#### STORED RECORDS ####
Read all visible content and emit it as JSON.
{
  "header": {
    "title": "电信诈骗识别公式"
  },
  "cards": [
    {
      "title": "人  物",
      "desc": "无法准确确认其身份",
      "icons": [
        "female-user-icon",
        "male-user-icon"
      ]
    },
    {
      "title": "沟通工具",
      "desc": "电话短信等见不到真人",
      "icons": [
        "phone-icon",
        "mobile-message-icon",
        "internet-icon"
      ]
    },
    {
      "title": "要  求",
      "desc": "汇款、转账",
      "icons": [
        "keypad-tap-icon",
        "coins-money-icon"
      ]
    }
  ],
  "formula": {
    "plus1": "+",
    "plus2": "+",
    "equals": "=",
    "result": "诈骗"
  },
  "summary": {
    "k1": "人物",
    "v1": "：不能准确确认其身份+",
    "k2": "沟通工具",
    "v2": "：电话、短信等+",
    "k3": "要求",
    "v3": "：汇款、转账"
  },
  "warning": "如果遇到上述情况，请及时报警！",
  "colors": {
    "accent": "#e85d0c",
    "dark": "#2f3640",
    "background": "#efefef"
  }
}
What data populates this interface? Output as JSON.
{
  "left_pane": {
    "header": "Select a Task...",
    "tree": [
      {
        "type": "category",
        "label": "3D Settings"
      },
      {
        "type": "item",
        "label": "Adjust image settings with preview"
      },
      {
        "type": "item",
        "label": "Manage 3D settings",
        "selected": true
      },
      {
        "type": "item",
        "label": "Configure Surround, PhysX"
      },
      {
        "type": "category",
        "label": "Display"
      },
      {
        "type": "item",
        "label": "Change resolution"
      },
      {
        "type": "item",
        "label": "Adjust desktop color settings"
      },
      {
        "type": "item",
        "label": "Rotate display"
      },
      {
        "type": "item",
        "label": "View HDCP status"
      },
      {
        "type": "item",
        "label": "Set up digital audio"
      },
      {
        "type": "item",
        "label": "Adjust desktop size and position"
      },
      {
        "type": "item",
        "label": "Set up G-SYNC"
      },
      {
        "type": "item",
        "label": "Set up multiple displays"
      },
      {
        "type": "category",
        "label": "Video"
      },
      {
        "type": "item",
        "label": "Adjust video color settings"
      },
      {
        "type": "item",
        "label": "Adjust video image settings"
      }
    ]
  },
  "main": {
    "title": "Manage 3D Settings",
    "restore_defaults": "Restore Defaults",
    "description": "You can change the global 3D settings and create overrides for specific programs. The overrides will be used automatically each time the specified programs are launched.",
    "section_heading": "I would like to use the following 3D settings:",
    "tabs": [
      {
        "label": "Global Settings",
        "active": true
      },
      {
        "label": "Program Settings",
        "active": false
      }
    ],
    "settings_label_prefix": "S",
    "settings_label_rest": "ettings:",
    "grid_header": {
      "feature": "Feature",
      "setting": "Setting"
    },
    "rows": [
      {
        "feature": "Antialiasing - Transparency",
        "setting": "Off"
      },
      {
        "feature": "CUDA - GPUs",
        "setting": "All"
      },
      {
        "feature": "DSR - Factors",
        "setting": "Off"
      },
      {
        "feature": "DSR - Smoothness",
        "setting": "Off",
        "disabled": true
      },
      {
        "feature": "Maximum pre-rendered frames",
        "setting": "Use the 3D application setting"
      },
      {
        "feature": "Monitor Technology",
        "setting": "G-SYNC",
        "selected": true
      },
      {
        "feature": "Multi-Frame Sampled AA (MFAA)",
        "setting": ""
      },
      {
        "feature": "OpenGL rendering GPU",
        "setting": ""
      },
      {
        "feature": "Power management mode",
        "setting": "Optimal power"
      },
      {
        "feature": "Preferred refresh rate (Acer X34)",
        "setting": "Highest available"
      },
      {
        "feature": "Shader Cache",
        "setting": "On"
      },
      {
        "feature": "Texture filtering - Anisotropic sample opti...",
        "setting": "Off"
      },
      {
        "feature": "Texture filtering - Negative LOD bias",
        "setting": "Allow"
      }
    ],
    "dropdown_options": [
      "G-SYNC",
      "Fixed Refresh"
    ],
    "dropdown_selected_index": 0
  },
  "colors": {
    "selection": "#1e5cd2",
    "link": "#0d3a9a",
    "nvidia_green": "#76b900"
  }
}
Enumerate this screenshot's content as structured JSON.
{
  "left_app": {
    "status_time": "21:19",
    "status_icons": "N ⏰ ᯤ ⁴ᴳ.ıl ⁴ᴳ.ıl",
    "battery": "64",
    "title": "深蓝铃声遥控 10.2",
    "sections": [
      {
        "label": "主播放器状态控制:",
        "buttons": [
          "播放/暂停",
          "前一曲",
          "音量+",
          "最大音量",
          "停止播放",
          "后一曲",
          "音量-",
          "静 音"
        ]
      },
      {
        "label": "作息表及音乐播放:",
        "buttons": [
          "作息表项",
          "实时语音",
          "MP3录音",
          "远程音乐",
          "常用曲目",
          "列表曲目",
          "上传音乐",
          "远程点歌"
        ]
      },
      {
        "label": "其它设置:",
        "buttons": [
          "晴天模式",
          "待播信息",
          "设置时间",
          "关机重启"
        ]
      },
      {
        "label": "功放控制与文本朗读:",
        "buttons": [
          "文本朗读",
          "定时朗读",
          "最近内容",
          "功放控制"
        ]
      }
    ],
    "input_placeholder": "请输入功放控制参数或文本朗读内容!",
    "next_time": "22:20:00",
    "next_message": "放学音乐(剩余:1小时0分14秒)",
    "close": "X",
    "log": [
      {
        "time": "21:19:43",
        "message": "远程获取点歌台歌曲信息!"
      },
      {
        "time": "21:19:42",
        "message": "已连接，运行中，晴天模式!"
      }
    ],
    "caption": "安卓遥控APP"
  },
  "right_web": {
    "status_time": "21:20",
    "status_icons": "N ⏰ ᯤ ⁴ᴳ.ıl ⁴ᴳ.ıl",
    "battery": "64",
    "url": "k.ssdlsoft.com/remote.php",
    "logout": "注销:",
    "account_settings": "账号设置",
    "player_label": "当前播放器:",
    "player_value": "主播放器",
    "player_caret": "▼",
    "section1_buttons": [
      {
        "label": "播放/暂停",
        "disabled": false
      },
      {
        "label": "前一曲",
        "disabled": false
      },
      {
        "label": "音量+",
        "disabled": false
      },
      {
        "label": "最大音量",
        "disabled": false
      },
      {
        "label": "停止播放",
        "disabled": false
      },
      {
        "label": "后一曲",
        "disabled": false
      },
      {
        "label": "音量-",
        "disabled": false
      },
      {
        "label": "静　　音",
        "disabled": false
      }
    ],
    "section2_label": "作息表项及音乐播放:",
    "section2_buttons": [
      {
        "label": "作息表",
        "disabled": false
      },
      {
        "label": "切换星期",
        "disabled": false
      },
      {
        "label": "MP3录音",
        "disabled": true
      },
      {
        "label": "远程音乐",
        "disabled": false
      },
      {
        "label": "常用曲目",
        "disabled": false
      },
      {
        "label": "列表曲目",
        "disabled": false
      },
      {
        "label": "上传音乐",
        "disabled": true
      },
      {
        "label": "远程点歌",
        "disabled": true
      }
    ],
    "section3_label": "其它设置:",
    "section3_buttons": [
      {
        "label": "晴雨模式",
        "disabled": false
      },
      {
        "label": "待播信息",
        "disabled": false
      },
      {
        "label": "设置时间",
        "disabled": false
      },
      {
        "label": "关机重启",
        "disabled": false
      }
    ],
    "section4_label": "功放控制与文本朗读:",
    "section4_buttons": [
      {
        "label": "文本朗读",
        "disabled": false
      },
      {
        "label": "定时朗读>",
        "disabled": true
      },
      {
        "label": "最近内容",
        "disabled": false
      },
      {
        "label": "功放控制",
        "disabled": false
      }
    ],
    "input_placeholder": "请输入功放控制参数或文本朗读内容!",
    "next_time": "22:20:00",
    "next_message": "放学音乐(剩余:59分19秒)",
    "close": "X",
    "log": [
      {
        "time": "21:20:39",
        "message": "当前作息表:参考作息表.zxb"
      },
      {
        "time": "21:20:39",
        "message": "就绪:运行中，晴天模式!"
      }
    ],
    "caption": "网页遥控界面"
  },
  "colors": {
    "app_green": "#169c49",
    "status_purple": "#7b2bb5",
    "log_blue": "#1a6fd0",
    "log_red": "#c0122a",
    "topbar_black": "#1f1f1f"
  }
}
####
In the records above, locate every line with the string "功放控制与文本朗读" and copy it.

FINISHED EXERCISE:
        "label": "功放控制与文本朗读:",
    "section4_label": "功放控制与文本朗读:",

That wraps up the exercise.